### Task instructions:
All of the listing below must be repeated word for word. Pictures are the only thing to omit.

━━━━━ Provided records ━━━━━

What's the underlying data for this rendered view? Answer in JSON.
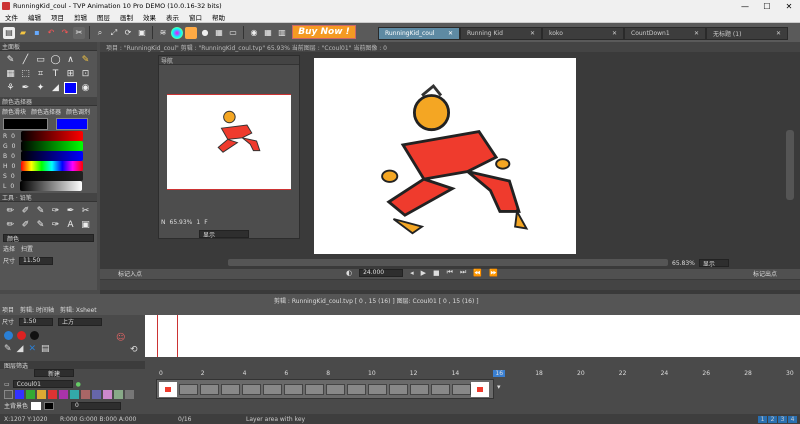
{
  "window": {
    "title": "RunningKid_coul - TVP Animation 10 Pro DEMO (10.0.16-32 bits)"
  },
  "menu": [
    "文件",
    "编辑",
    "项目",
    "剪辑",
    "图层",
    "画制",
    "效果",
    "表示",
    "窗口",
    "帮助"
  ],
  "buy_now": "Buy Now !",
  "tabs": [
    {
      "label": "RunningKid_coul"
    },
    {
      "label": "Running Kid"
    },
    {
      "label": "koko"
    },
    {
      "label": "CountDown1"
    },
    {
      "label": "无标题 (1)"
    }
  ],
  "info_line": "项目 : \"RunningKid_coul\"   剪辑 : \"RunningKid_coul.tvp\"  65.93%   当前图层 : \"Ccoul01\"   当前图像 : 0",
  "left": {
    "main_panel": "主面板",
    "color_picker": "颜色选择器",
    "color_tabs": [
      "颜色滑块",
      "颜色选择器",
      "颜色调剂"
    ],
    "sliders": [
      "R",
      "G",
      "B",
      "H",
      "S",
      "L"
    ],
    "slider_values": [
      "0",
      "0",
      "0",
      "0",
      "0",
      "0"
    ],
    "tools": "工具 · 铅笔",
    "color_label": "颜色",
    "opt_tabs": [
      "选择",
      "扫置"
    ],
    "size_label": "尺寸",
    "size_value": "11.50"
  },
  "nav": {
    "title": "导航",
    "zoom": "65.93%",
    "frame": "1",
    "mode": "显示",
    "flag": "F",
    "n": "N"
  },
  "viewer": {
    "zoom": "65.83%",
    "fps": "24.000",
    "mark_in": "标记入点",
    "mark_out": "标记出点",
    "show": "显示"
  },
  "clip_info": "剪辑 : RunningKid_coul.tvp [ 0 , 15 (16) ]    图层: Ccoul01 [ 0 , 15 (16) ]",
  "timeline": {
    "tabs": [
      "项目",
      "剪辑: 时间轴",
      "剪辑: Xsheet"
    ],
    "size_label": "尺寸",
    "size_value": "1.50",
    "direction": "上方",
    "new_btn": "新建",
    "layer_name": "Ccoul01",
    "main_bg": "主背景色",
    "bg_value": "0",
    "ruler": [
      "0",
      "2",
      "4",
      "6",
      "8",
      "10",
      "12",
      "14",
      "16",
      "18",
      "20",
      "22",
      "24",
      "26",
      "28",
      "30"
    ],
    "marker16": "16",
    "layer_filter": "图层筛选"
  },
  "status": {
    "coords": "X:1207  Y:1020",
    "rgb": "R:000 G:000 B:000 A:000",
    "frames": "0/16",
    "hint": "Layer area with key",
    "pages": [
      "1",
      "2",
      "3",
      "4"
    ]
  }
}
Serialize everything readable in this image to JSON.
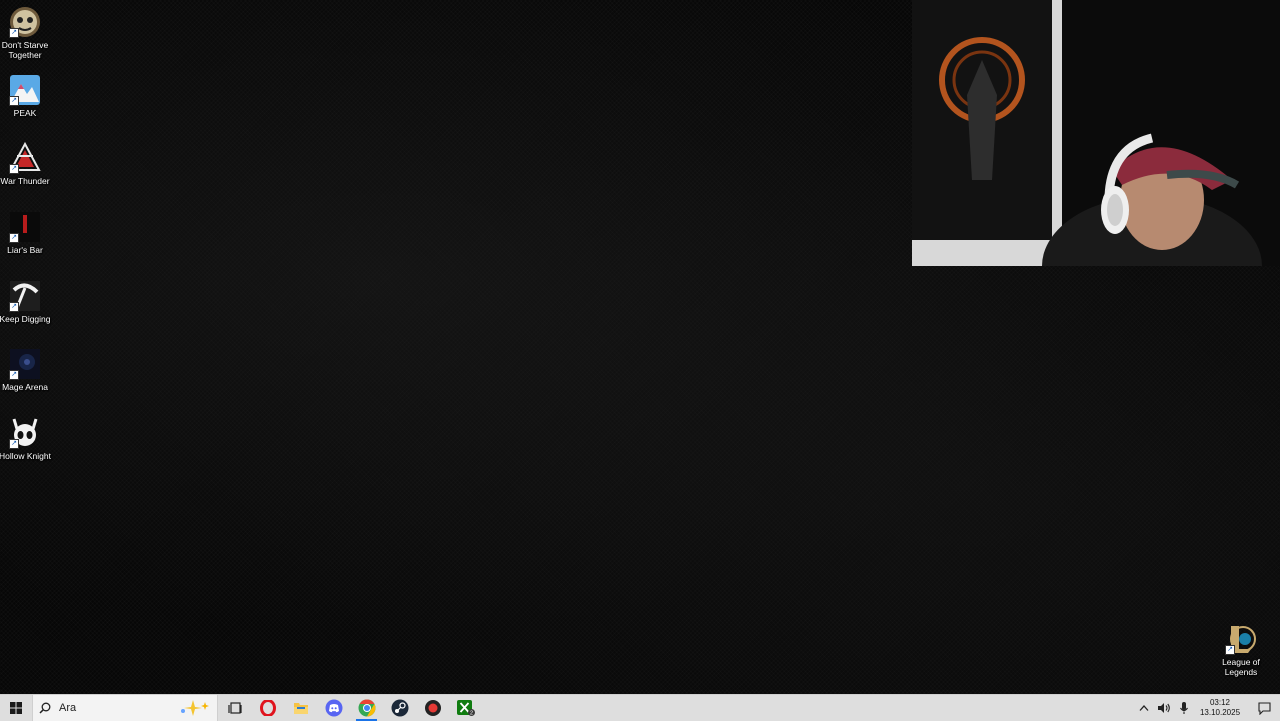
{
  "desktop": {
    "icons": [
      {
        "label": "Don't Starve Together",
        "icon": "dont-starve-together-icon"
      },
      {
        "label": "PEAK",
        "icon": "peak-icon"
      },
      {
        "label": "War Thunder",
        "icon": "war-thunder-icon"
      },
      {
        "label": "Liar's Bar",
        "icon": "liars-bar-icon"
      },
      {
        "label": "Keep Digging",
        "icon": "keep-digging-icon"
      },
      {
        "label": "Mage Arena",
        "icon": "mage-arena-icon"
      },
      {
        "label": "Hollow Knight",
        "icon": "hollow-knight-icon"
      },
      {
        "label": "League of Legends",
        "icon": "league-of-legends-icon"
      }
    ]
  },
  "webcam": {
    "icon": "webcam-overlay"
  },
  "taskbar": {
    "search_text": "Ara",
    "apps": [
      {
        "icon": "task-view-icon"
      },
      {
        "icon": "opera-icon"
      },
      {
        "icon": "file-explorer-icon"
      },
      {
        "icon": "discord-icon"
      },
      {
        "icon": "chrome-icon"
      },
      {
        "icon": "steam-icon"
      },
      {
        "icon": "record-app-icon"
      },
      {
        "icon": "xbox-icon",
        "badge": "2"
      }
    ],
    "clock": {
      "time": "03:12",
      "date": "13.10.2025"
    }
  },
  "colors": {
    "taskbar_bg": "#dedede",
    "accent": "#1a73e8"
  }
}
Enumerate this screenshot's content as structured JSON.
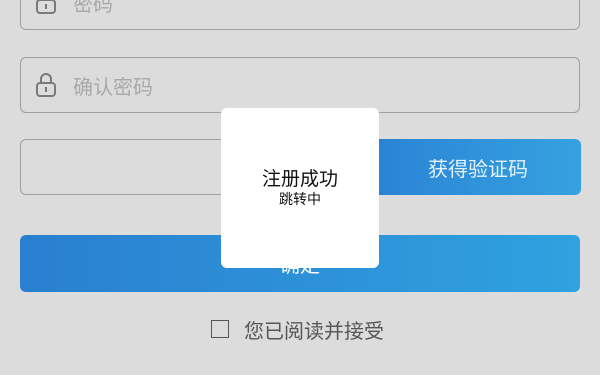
{
  "form": {
    "password_placeholder": "密码",
    "confirm_placeholder": "确认密码",
    "code_placeholder": "",
    "get_code_label": "获得验证码",
    "submit_label": "确定",
    "agree_label": "您已阅读并接受",
    "agree_checked": false
  },
  "toast": {
    "title": "注册成功",
    "subtitle": "跳转中"
  },
  "colors": {
    "background": "#dcdcdc",
    "accent": "#2a8ad8",
    "toast_bg": "#ffffff"
  },
  "icons": {
    "password": "lock-icon",
    "confirm": "lock-icon",
    "agree": "checkbox-icon"
  }
}
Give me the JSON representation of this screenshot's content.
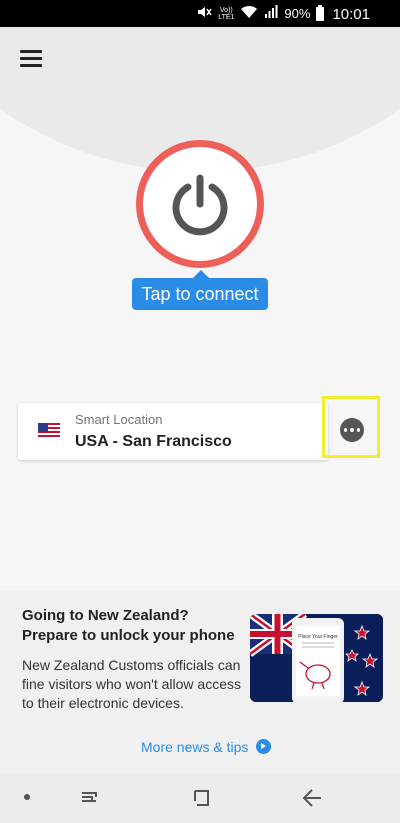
{
  "status_bar": {
    "volte_label": "Vo))",
    "lte_label": "LTE1",
    "battery_percent": "90%",
    "time": "10:01"
  },
  "header": {
    "menu_icon": "hamburger-menu-icon"
  },
  "power": {
    "icon": "power-icon",
    "ring_color": "#ee5f59",
    "connect_label": "Tap to connect"
  },
  "location": {
    "flag": "usa-flag-icon",
    "sub_label": "Smart Location",
    "name": "USA - San Francisco",
    "more_icon": "more-options-icon",
    "highlight_color": "#f7ec2a"
  },
  "news": {
    "title": "Going to New Zealand? Prepare to unlock your phone",
    "body": "New Zealand Customs officials can fine visitors who won't allow access to their electronic devices.",
    "image_text": "Place Your Finger",
    "more_link": "More news & tips",
    "accent_color": "#2a8ce6"
  },
  "nav": {
    "items": [
      "dot-icon",
      "recents-icon",
      "home-icon",
      "back-icon"
    ]
  }
}
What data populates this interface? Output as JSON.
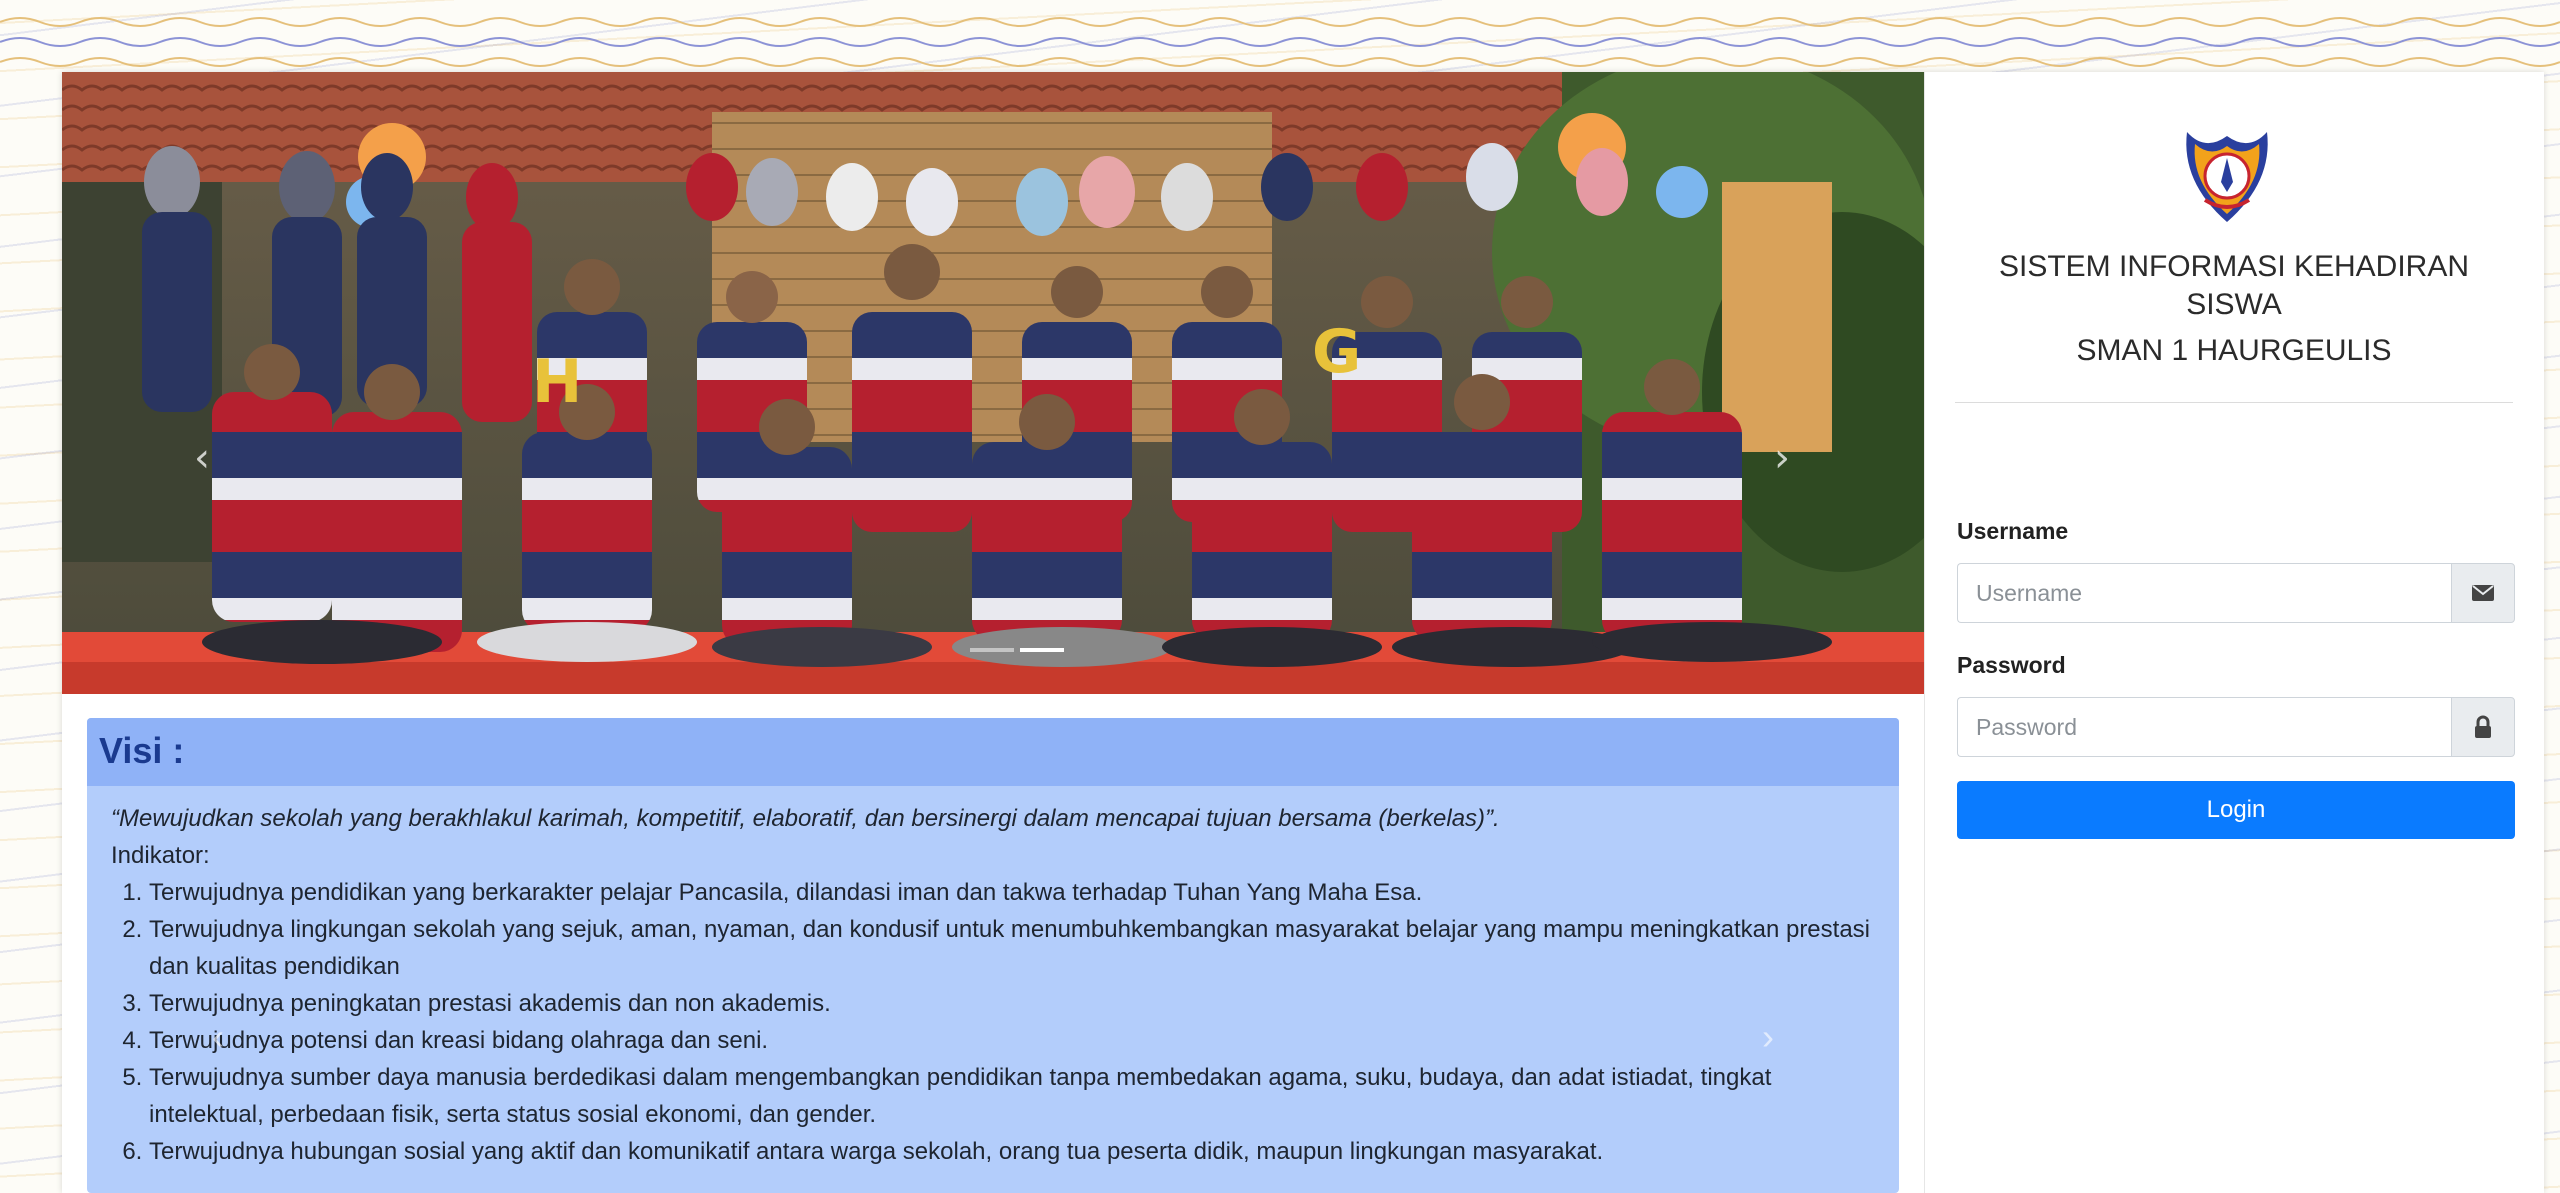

━━━━━

### Result of the task:
What's the underlying data for this rendered view? Answer in JSON.
{
  "window": {
    "title": "RunningKid_coul - TVP Animation 10 Pro DEMO (10.0.16-32 bits)"
  },
  "menu": [
    "文件",
    "编辑",
    "项目",
    "剪辑",
    "图层",
    "画制",
    "效果",
    "表示",
    "窗口",
    "帮助"
  ],
  "buy_now": "Buy Now !",
  "tabs": [
    {
      "label": "RunningKid_coul"
    },
    {
      "label": "Running Kid"
    },
    {
      "label": "koko"
    },
    {
      "label": "CountDown1"
    },
    {
      "label": "无标题 (1)"
    }
  ],
  "info_line": "项目 : \"RunningKid_coul\"   剪辑 : \"RunningKid_coul.tvp\"  65.93%   当前图层 : \"Ccoul01\"   当前图像 : 0",
  "left": {
    "main_panel": "主面板",
    "color_picker": "颜色选择器",
    "color_tabs": [
      "颜色滑块",
      "颜色选择器",
      "颜色调剂"
    ],
    "sliders": [
      "R",
      "G",
      "B",
      "H",
      "S",
      "L"
    ],
    "slider_values": [
      "0",
      "0",
      "0",
      "0",
      "0",
      "0"
    ],
    "tools": "工具 · 铅笔",
    "color_label": "颜色",
    "opt_tabs": [
      "选择",
      "扫置"
    ],
    "size_label": "尺寸",
    "size_value": "11.50"
  },
  "nav": {
    "title": "导航",
    "zoom": "65.93%",
    "frame": "1",
    "mode": "显示",
    "flag": "F",
    "n": "N"
  },
  "viewer": {
    "zoom": "65.83%",
    "fps": "24.000",
    "mark_in": "标记入点",
    "mark_out": "标记出点",
    "show": "显示"
  },
  "clip_info": "剪辑 : RunningKid_coul.tvp [ 0 , 15 (16) ]    图层: Ccoul01 [ 0 , 15 (16) ]",
  "timeline": {
    "tabs": [
      "项目",
      "剪辑: 时间轴",
      "剪辑: Xsheet"
    ],
    "size_label": "尺寸",
    "size_value": "1.50",
    "direction": "上方",
    "new_btn": "新建",
    "layer_name": "Ccoul01",
    "main_bg": "主背景色",
    "bg_value": "0",
    "ruler": [
      "0",
      "2",
      "4",
      "6",
      "8",
      "10",
      "12",
      "14",
      "16",
      "18",
      "20",
      "22",
      "24",
      "26",
      "28",
      "30"
    ],
    "marker16": "16",
    "layer_filter": "图层筛选"
  },
  "status": {
    "coords": "X:1207  Y:1020",
    "rgb": "R:000 G:000 B:000 A:000",
    "frames": "0/16",
    "hint": "Layer area with key",
    "pages": [
      "1",
      "2",
      "3",
      "4"
    ]
  }
}
Serialize everything readable in this image to JSON.
{
  "desktop": {
    "icons": [
      {
        "label": "Don't Starve Together",
        "icon": "dont-starve-together-icon"
      },
      {
        "label": "PEAK",
        "icon": "peak-icon"
      },
      {
        "label": "War Thunder",
        "icon": "war-thunder-icon"
      },
      {
        "label": "Liar's Bar",
        "icon": "liars-bar-icon"
      },
      {
        "label": "Keep Digging",
        "icon": "keep-digging-icon"
      },
      {
        "label": "Mage Arena",
        "icon": "mage-arena-icon"
      },
      {
        "label": "Hollow Knight",
        "icon": "hollow-knight-icon"
      },
      {
        "label": "League of Legends",
        "icon": "league-of-legends-icon"
      }
    ]
  },
  "webcam": {
    "icon": "webcam-overlay"
  },
  "taskbar": {
    "search_text": "Ara",
    "apps": [
      {
        "icon": "task-view-icon"
      },
      {
        "icon": "opera-icon"
      },
      {
        "icon": "file-explorer-icon"
      },
      {
        "icon": "discord-icon"
      },
      {
        "icon": "chrome-icon"
      },
      {
        "icon": "steam-icon"
      },
      {
        "icon": "record-app-icon"
      },
      {
        "icon": "xbox-icon",
        "badge": "2"
      }
    ],
    "clock": {
      "time": "03:12",
      "date": "13.10.2025"
    }
  },
  "colors": {
    "taskbar_bg": "#dedede",
    "accent": "#1a73e8"
  }
}
Enumerate this screenshot's content as structured JSON.
{
  "form": {
    "password_placeholder": "密码",
    "confirm_placeholder": "确认密码",
    "code_placeholder": "",
    "get_code_label": "获得验证码",
    "submit_label": "确定",
    "agree_label": "您已阅读并接受",
    "agree_checked": false
  },
  "toast": {
    "title": "注册成功",
    "subtitle": "跳转中"
  },
  "colors": {
    "background": "#dcdcdc",
    "accent": "#2a8ad8",
    "toast_bg": "#ffffff"
  },
  "icons": {
    "password": "lock-icon",
    "confirm": "lock-icon",
    "agree": "checkbox-icon"
  }
}
Give me the JSON representation of this screenshot's content.
{
  "status_bar": {
    "volte_label": "Vo))",
    "lte_label": "LTE1",
    "battery_percent": "90%",
    "time": "10:01"
  },
  "header": {
    "menu_icon": "hamburger-menu-icon"
  },
  "power": {
    "icon": "power-icon",
    "ring_color": "#ee5f59",
    "connect_label": "Tap to connect"
  },
  "location": {
    "flag": "usa-flag-icon",
    "sub_label": "Smart Location",
    "name": "USA - San Francisco",
    "more_icon": "more-options-icon",
    "highlight_color": "#f7ec2a"
  },
  "news": {
    "title": "Going to New Zealand? Prepare to unlock your phone",
    "body": "New Zealand Customs officials can fine visitors who won't allow access to their electronic devices.",
    "image_text": "Place Your Finger",
    "more_link": "More news & tips",
    "accent_color": "#2a8ce6"
  },
  "nav": {
    "items": [
      "dot-icon",
      "recents-icon",
      "home-icon",
      "back-icon"
    ]
  }
}
What data populates this interface? Output as JSON.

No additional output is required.